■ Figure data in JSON
▽

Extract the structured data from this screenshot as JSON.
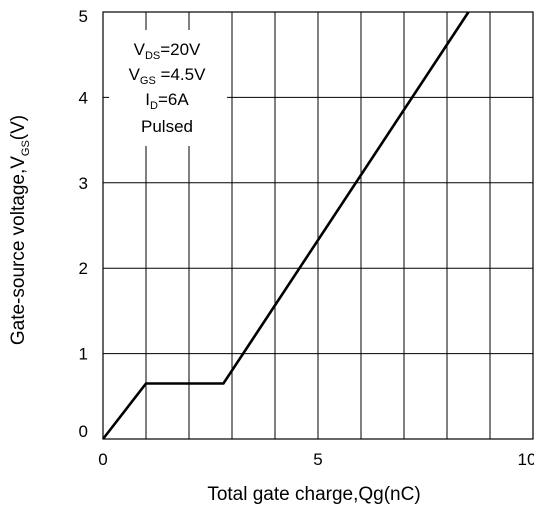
{
  "chart_data": {
    "type": "line",
    "xlabel": "Total gate charge,Qg(nC)",
    "ylabel": {
      "main": "Gate-source voltage,V",
      "sub": "GS",
      "suffix": "(V)"
    },
    "xlim": [
      0,
      10
    ],
    "ylim": [
      0,
      5
    ],
    "x_ticks": [
      0,
      5,
      10
    ],
    "x_tick_labels": [
      "0",
      "5",
      "10"
    ],
    "y_ticks": [
      0,
      1,
      2,
      3,
      4,
      5
    ],
    "y_tick_labels": [
      "0",
      "1",
      "2",
      "3",
      "4",
      "5"
    ],
    "x_grid": [
      1,
      2,
      3,
      4,
      5,
      6,
      7,
      8,
      9
    ],
    "y_grid": [
      1,
      2,
      3,
      4
    ],
    "grid": true,
    "series": [
      {
        "color": "#000000",
        "points": [
          [
            0,
            0
          ],
          [
            1.0,
            0.65
          ],
          [
            2.8,
            0.65
          ],
          [
            8.5,
            5.0
          ]
        ]
      }
    ],
    "annotation": {
      "lines": [
        {
          "main": "V",
          "sub": "DS",
          "rest": "=20V"
        },
        {
          "main": "V",
          "sub": "GS",
          "rest": " =4.5V"
        },
        {
          "main": "I",
          "sub": "D",
          "rest": "=6A"
        },
        {
          "main": "Pulsed",
          "sub": "",
          "rest": ""
        }
      ]
    }
  }
}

△

■ DIRECTIONS
Copy every line above in which the string "main" shows up.

■ ANSWER TO THE EXERCISE
      "main": "Gate-source voltage,V",
          "main": "V",
          "main": "V",
          "main": "I",
          "main": "Pulsed",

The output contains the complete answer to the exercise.